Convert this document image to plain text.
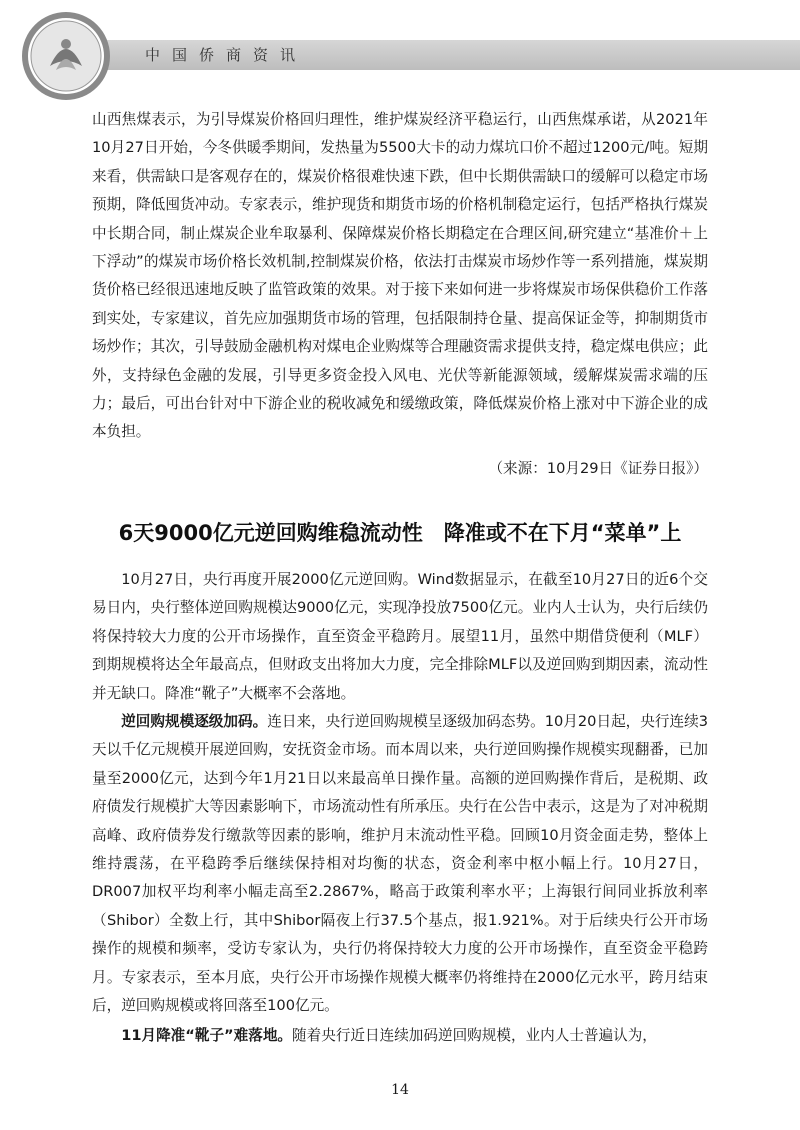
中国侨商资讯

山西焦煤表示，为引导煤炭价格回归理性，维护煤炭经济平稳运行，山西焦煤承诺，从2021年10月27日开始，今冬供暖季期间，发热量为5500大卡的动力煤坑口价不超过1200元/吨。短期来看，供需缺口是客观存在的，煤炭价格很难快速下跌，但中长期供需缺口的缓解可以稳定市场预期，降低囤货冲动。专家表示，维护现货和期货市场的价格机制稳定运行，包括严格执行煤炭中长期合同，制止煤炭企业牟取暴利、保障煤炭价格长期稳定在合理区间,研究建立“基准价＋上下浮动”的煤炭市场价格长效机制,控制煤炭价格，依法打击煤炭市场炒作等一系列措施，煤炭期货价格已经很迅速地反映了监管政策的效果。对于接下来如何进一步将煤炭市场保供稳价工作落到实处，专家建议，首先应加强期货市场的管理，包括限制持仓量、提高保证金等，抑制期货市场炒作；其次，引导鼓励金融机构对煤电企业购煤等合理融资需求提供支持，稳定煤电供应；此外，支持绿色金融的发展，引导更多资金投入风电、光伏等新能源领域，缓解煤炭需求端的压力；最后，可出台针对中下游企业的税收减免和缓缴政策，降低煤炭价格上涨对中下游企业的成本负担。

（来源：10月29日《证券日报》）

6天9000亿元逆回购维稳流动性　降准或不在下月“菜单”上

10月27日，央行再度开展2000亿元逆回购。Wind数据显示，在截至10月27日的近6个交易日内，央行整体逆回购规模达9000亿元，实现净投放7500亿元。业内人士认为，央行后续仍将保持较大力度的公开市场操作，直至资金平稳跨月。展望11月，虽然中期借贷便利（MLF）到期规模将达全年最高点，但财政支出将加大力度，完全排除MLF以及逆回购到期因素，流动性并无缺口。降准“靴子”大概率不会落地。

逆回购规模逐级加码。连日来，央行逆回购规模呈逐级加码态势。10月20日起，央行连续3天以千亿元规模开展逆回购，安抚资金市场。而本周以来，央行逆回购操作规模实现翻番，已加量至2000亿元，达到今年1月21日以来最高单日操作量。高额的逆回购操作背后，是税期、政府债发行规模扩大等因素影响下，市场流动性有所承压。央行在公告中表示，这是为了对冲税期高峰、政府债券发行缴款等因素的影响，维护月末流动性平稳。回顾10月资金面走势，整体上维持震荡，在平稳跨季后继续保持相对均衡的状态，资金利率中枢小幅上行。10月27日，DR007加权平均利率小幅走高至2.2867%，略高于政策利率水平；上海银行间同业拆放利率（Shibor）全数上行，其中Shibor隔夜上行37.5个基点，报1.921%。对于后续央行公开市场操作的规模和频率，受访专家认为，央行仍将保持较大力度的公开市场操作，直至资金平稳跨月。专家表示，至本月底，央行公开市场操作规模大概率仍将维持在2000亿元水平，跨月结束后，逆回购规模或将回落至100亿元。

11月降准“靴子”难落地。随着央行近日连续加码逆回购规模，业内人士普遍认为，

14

========

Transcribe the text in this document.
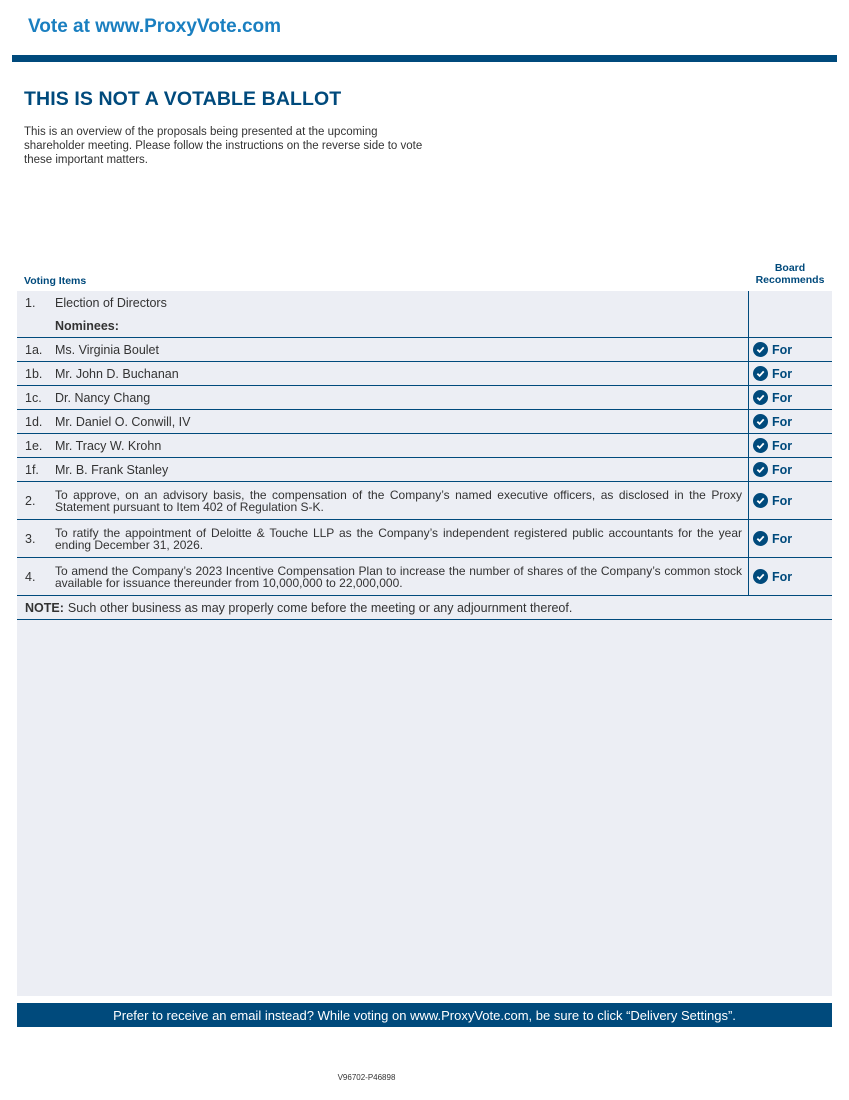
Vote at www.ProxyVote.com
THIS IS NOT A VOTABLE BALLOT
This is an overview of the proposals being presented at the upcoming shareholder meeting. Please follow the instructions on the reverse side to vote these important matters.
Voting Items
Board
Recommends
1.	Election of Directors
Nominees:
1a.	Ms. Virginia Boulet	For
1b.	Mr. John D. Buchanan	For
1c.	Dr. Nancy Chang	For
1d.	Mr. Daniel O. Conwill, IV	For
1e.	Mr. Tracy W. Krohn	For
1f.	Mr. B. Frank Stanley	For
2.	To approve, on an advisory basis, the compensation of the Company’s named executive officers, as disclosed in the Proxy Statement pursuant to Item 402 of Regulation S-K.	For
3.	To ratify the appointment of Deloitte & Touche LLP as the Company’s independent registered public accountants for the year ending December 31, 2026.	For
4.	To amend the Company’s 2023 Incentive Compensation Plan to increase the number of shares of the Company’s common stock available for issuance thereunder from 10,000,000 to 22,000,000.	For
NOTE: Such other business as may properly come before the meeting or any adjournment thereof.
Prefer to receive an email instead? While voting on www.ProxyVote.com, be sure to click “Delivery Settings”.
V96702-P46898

========

» **Work required**
Copy each line of the data above that holds "text".

» **Expected output**
Convert this document image to plain text.
Transcribe the text in this document.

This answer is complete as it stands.